#### PROBLEM STATEMENT
Transcribe the whole listing below without changing a word, but leave out every image.

#### SOURCE RECORDS
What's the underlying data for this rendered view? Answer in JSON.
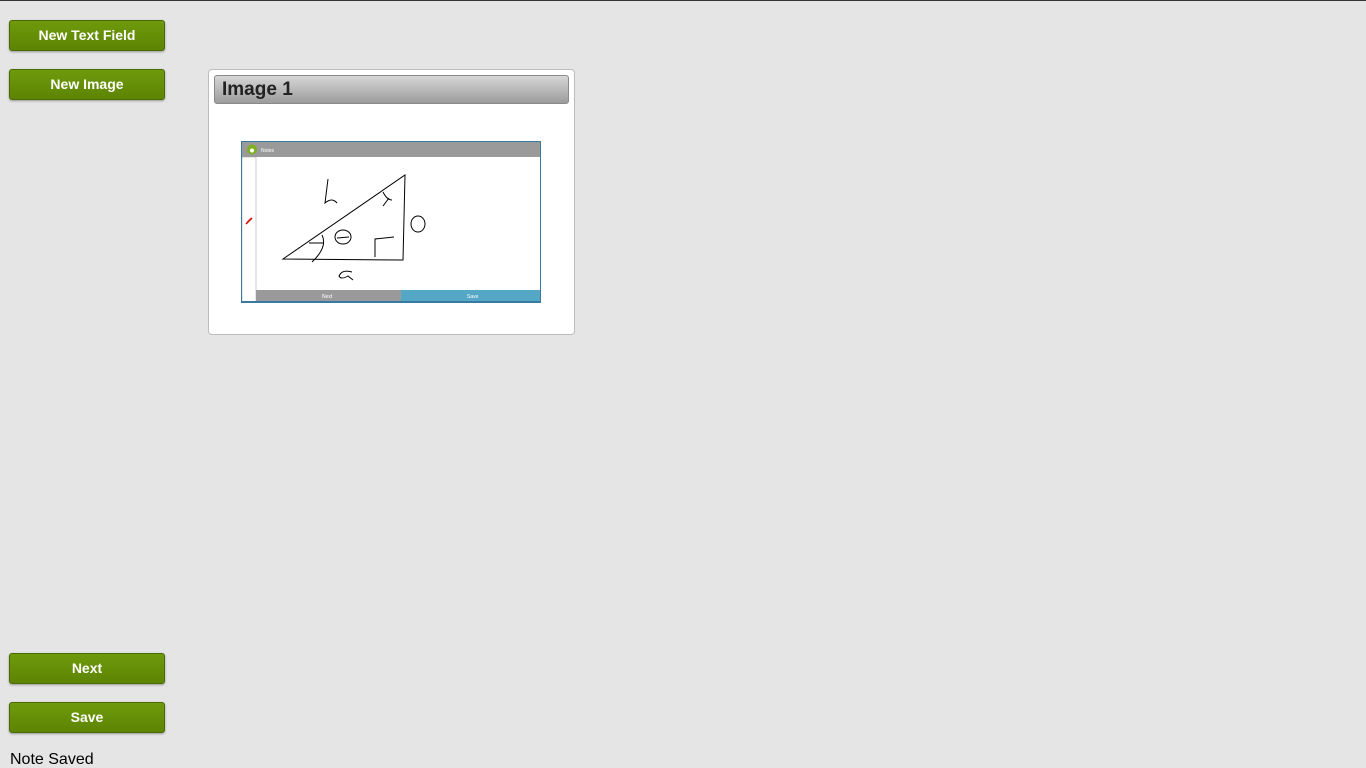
{
  "toolbar": {
    "new_text_field_label": "New Text Field",
    "new_image_label": "New Image"
  },
  "footer": {
    "next_label": "Next",
    "save_label": "Save",
    "status_text": "Note Saved"
  },
  "image_card": {
    "title": "Image 1",
    "thumbnail": {
      "app_title": "Notes",
      "next_label": "Next",
      "save_label": "Save",
      "handwritten_labels": [
        "h",
        "o",
        "a",
        "x",
        "θ"
      ]
    }
  },
  "colors": {
    "button_green": "#628f05",
    "background": "#e5e5e5"
  }
}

#### SOLVED EXERCISE
What's the underlying data for this rendered view? Answer in JSON.
{
  "toolbar": {
    "new_text_field_label": "New Text Field",
    "new_image_label": "New Image"
  },
  "footer": {
    "next_label": "Next",
    "save_label": "Save",
    "status_text": "Note Saved"
  },
  "image_card": {
    "title": "Image 1",
    "thumbnail": {
      "app_title": "Notes",
      "next_label": "Next",
      "save_label": "Save",
      "handwritten_labels": [
        "h",
        "o",
        "a",
        "x",
        "θ"
      ]
    }
  },
  "colors": {
    "button_green": "#628f05",
    "background": "#e5e5e5"
  }
}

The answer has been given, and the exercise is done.